### Collected data
/---

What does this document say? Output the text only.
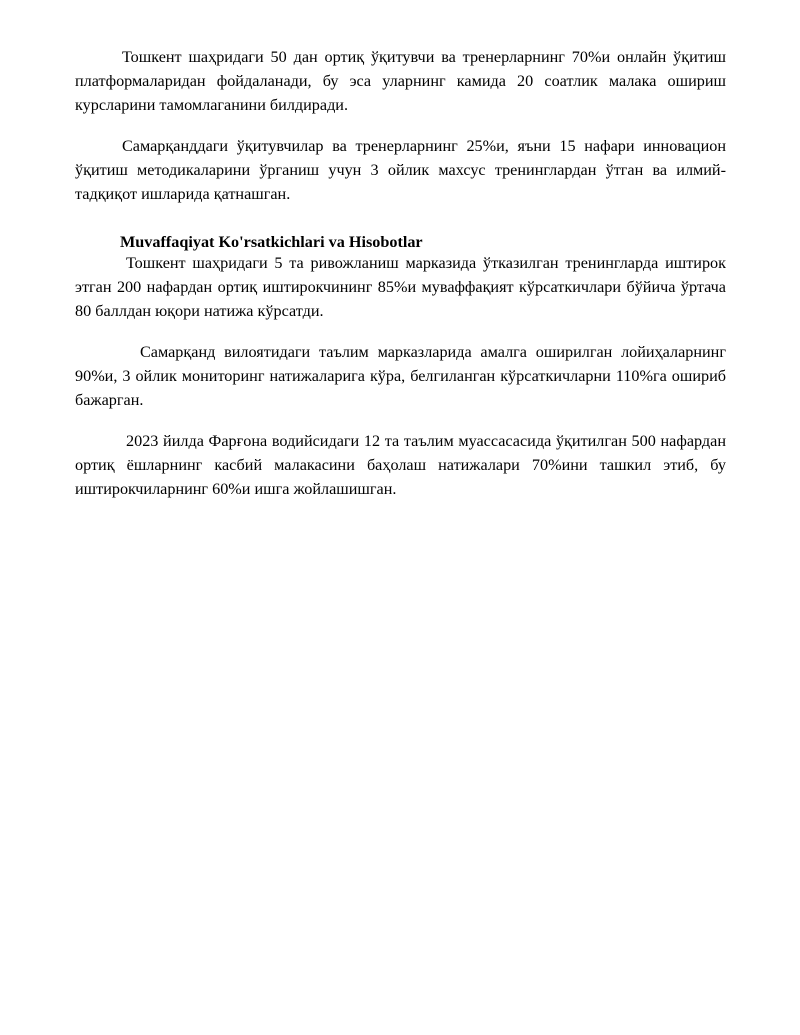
Тошкент шаҳридаги 50 дан ортиқ ўқитувчи ва тренерларнинг 70%и онлайн ўқитиш платформаларидан фойдаланади, бу эса уларнинг камида 20 соатлик малака ошириш курсларини тамомлаганини билдиради.

Самарқанддаги ўқитувчилар ва тренерларнинг 25%и, яъни 15 нафари инновацион ўқитиш методикаларини ўрганиш учун 3 ойлик махсус тренинглардан ўтган ва илмий-тадқиқот ишларида қатнашган.

Muvaffaqiyat Ko'rsatkichlari va Hisobotlar

Тошкент шаҳридаги 5 та ривожланиш марказида ўтказилган тренингларда иштирок этган 200 нафардан ортиқ иштирокчининг 85%и муваффақият кўрсаткичлари бўйича ўртача 80 баллдан юқори натижа кўрсатди.

Самарқанд вилоятидаги таълим марказларида амалга оширилган лойиҳаларнинг 90%и, 3 ойлик мониторинг натижаларига кўра, белгиланган кўрсаткичларни 110%га ошириб бажарган.

2023 йилда Фарғона водийсидаги 12 та таълим муассасасида ўқитилган 500 нафардан ортиқ ёшларнинг касбий малакасини баҳолаш натижалари 70%ини ташкил этиб, бу иштирокчиларнинг 60%и ишга жойлашишган.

\---

### Required task
Copy out the data above exactly, except the pictures.

### Expected answer
What does this document say? Output the text only.
Тошкент шаҳридаги 50 дан ортиқ ўқитувчи ва тренерларнинг 70%и онлайн ўқитиш платформаларидан фойдаланади, бу эса уларнинг камида 20 соатлик малака ошириш курсларини тамомлаганини билдиради.

Самарқанддаги ўқитувчилар ва тренерларнинг 25%и, яъни 15 нафари инновацион ўқитиш методикаларини ўрганиш учун 3 ойлик махсус тренинглардан ўтган ва илмий-тадқиқот ишларида қатнашган.

Muvaffaqiyat Ko'rsatkichlari va Hisobotlar

Тошкент шаҳридаги 5 та ривожланиш марказида ўтказилган тренингларда иштирок этган 200 нафардан ортиқ иштирокчининг 85%и муваффақият кўрсаткичлари бўйича ўртача 80 баллдан юқори натижа кўрсатди.

Самарқанд вилоятидаги таълим марказларида амалга оширилган лойиҳаларнинг 90%и, 3 ойлик мониторинг натижаларига кўра, белгиланган кўрсаткичларни 110%га ошириб бажарган.

2023 йилда Фарғона водийсидаги 12 та таълим муассасасида ўқитилган 500 нафардан ортиқ ёшларнинг касбий малакасини баҳолаш натижалари 70%ини ташкил этиб, бу иштирокчиларнинг 60%и ишга жойлашишган.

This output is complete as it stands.